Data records
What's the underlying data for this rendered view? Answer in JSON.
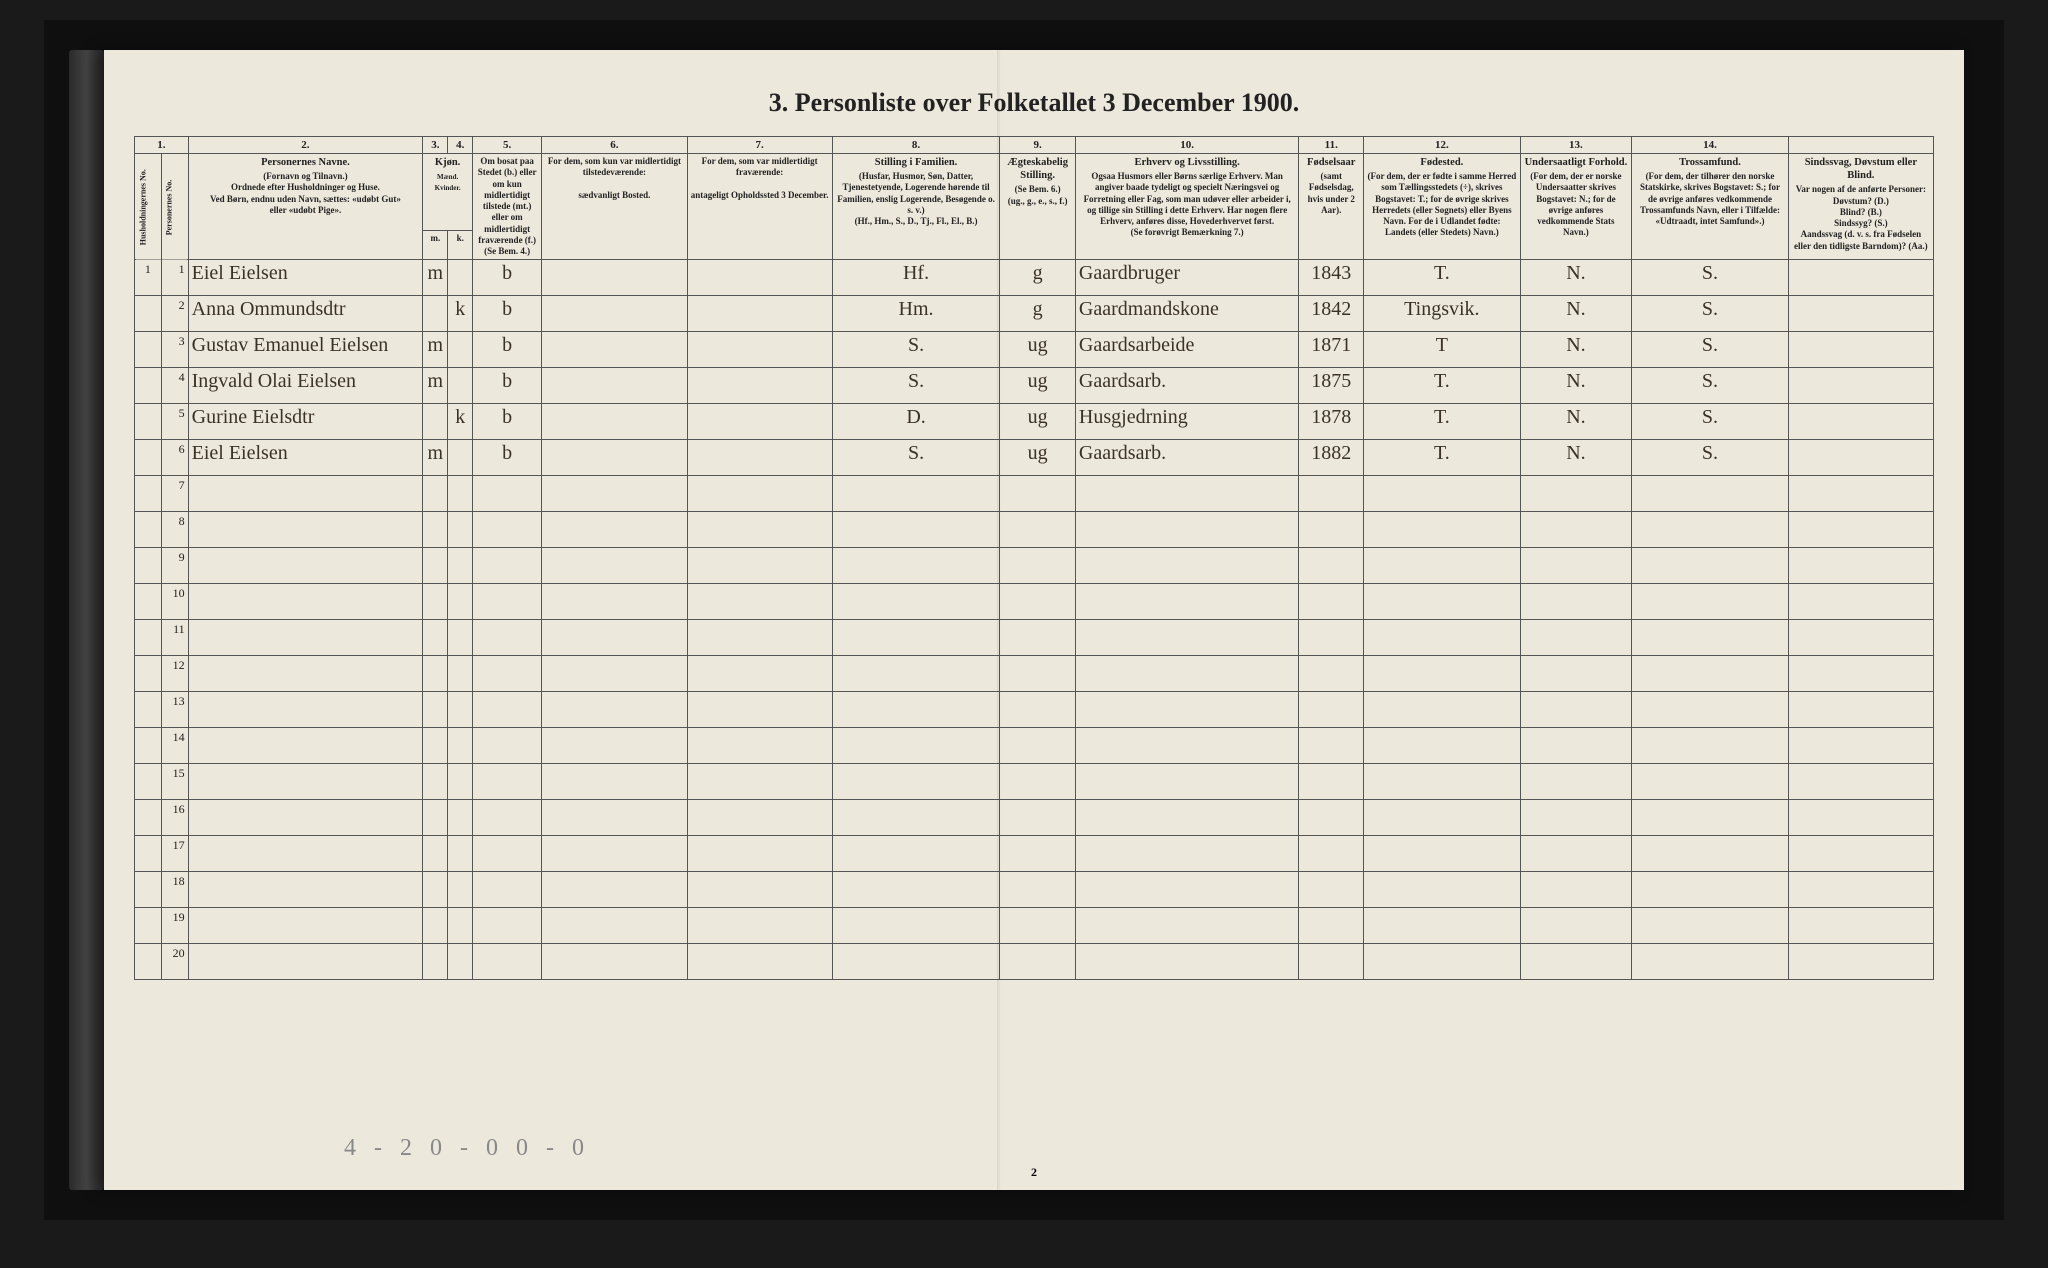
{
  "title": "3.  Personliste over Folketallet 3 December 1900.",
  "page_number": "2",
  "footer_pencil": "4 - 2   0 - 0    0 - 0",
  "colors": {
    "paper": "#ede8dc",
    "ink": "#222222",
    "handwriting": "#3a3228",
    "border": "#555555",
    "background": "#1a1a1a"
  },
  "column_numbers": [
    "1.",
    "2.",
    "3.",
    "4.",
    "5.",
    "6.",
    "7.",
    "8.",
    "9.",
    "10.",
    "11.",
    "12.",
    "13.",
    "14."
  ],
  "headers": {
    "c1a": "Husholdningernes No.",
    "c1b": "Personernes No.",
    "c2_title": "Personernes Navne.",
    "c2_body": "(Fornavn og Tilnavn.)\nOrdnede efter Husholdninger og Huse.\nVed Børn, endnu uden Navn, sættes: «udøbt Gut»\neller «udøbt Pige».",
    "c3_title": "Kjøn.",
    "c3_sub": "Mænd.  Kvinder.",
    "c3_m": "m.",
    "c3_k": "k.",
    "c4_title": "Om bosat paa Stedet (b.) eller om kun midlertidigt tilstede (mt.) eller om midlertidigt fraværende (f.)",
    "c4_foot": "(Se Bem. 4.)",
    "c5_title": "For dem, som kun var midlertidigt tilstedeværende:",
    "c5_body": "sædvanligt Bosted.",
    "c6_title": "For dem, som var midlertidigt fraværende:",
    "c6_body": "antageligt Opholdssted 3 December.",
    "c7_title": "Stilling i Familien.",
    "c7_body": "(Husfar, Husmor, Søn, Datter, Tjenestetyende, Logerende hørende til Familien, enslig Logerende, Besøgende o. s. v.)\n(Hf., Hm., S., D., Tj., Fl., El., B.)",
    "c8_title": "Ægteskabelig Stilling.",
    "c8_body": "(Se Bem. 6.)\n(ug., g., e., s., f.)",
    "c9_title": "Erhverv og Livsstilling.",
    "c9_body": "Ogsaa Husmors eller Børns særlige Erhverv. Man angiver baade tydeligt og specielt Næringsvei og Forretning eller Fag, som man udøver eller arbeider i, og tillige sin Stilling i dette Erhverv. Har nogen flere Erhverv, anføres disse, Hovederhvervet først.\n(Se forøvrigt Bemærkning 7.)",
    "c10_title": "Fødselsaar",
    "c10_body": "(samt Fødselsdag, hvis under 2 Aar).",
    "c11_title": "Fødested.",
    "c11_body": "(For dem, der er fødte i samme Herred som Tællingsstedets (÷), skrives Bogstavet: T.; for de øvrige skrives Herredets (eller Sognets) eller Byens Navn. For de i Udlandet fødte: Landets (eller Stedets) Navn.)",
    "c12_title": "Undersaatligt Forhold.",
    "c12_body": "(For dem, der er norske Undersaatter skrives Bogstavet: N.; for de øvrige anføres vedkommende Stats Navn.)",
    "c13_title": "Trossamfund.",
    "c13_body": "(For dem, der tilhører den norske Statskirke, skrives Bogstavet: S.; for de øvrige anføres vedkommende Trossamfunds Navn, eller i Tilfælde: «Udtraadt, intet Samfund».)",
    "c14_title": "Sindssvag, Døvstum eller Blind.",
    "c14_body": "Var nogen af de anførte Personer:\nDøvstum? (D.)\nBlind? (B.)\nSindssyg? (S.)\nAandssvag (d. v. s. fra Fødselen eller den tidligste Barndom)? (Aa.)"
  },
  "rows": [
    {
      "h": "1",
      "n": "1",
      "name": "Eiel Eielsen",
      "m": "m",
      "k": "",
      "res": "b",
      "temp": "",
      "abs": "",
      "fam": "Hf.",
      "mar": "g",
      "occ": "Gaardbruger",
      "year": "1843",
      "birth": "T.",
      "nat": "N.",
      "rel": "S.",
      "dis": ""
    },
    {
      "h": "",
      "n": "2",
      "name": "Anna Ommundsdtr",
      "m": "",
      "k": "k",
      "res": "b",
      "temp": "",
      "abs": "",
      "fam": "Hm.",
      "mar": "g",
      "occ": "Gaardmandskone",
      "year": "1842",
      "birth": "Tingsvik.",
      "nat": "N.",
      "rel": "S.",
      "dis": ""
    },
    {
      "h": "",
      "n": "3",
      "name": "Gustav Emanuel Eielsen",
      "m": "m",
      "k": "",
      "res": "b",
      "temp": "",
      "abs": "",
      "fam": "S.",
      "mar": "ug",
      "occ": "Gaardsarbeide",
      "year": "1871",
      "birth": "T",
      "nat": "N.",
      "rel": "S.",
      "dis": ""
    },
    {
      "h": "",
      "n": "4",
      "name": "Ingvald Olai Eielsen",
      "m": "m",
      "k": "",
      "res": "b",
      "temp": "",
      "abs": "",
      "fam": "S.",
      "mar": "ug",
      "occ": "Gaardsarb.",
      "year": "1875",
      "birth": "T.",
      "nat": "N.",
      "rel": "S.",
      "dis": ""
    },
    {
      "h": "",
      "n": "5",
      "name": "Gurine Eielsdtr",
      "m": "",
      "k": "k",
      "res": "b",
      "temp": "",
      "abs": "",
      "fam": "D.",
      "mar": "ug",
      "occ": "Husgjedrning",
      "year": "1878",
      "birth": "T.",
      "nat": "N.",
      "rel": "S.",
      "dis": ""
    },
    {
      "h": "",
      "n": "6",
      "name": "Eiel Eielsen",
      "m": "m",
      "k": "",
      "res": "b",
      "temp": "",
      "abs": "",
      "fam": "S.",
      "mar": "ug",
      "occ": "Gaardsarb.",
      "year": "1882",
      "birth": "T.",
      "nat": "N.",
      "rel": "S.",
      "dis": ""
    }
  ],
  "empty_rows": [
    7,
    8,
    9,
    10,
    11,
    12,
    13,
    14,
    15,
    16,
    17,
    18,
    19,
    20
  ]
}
--
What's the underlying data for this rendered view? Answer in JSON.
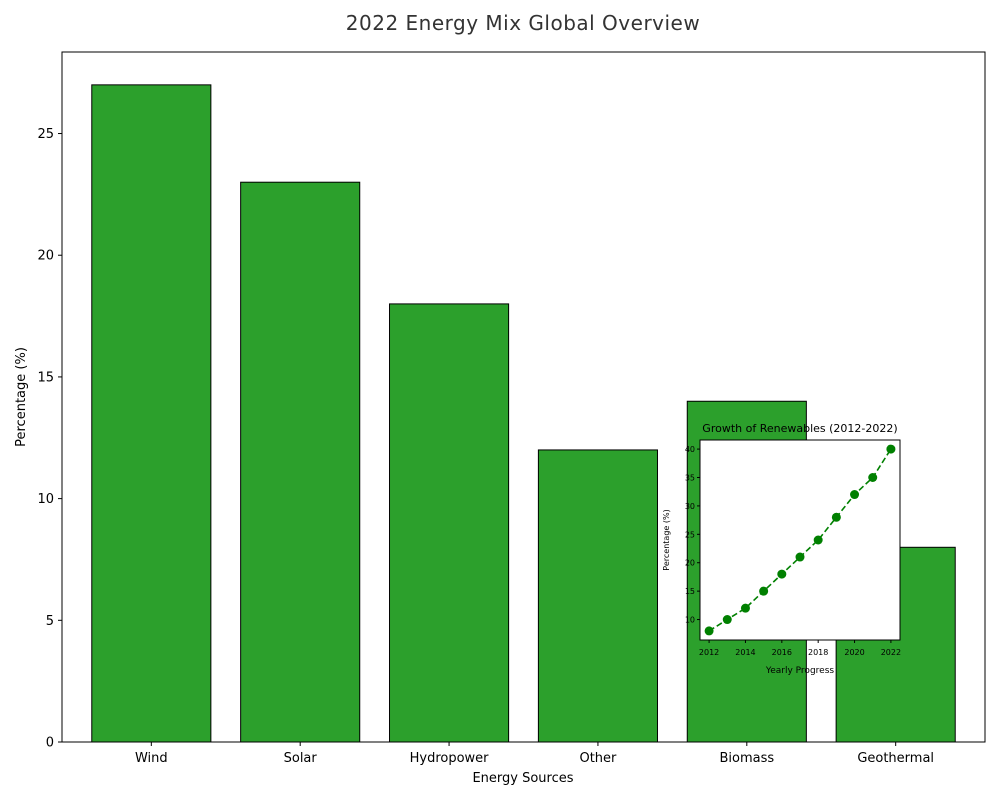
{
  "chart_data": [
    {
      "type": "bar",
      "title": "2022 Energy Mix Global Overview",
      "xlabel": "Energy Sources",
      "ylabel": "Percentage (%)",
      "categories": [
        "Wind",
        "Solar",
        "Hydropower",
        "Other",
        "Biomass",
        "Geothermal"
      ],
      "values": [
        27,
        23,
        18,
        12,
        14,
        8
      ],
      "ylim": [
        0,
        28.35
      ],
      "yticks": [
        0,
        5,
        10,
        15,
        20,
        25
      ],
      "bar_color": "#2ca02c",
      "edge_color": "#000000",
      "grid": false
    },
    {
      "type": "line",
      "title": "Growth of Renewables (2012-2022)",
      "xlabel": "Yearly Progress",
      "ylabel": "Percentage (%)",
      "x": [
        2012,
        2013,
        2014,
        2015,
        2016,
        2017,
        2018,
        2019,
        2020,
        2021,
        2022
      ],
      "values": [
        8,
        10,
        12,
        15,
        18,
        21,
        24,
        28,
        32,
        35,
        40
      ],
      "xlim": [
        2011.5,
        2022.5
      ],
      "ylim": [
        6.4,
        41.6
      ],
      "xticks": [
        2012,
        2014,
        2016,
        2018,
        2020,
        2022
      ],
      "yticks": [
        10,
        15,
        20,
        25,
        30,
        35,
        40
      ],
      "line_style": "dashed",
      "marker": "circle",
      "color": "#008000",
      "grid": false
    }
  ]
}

■ **DIRECTION**: Return every line of the preceding records in which the word "nogen" appears.

■ **RESULT**:
    "c9_body": "Ogsaa Husmors eller Børns særlige Erhverv. Man angiver baade tydeligt og specielt Næringsvei og Forretning eller Fag, som man udøver eller arbeider i, og tillige sin Stilling i dette Erhverv. Har nogen flere Erhverv, anføres disse, Hovederhvervet først.\n(Se forøvrigt Bemærkning 7.)",
    "c14_body": "Var nogen af de anførte Personer:\nDøvstum? (D.)\nBlind? (B.)\nSindssyg? (S.)\nAandssvag (d. v. s. fra Fødselen eller den tidligste Barndom)? (Aa.)"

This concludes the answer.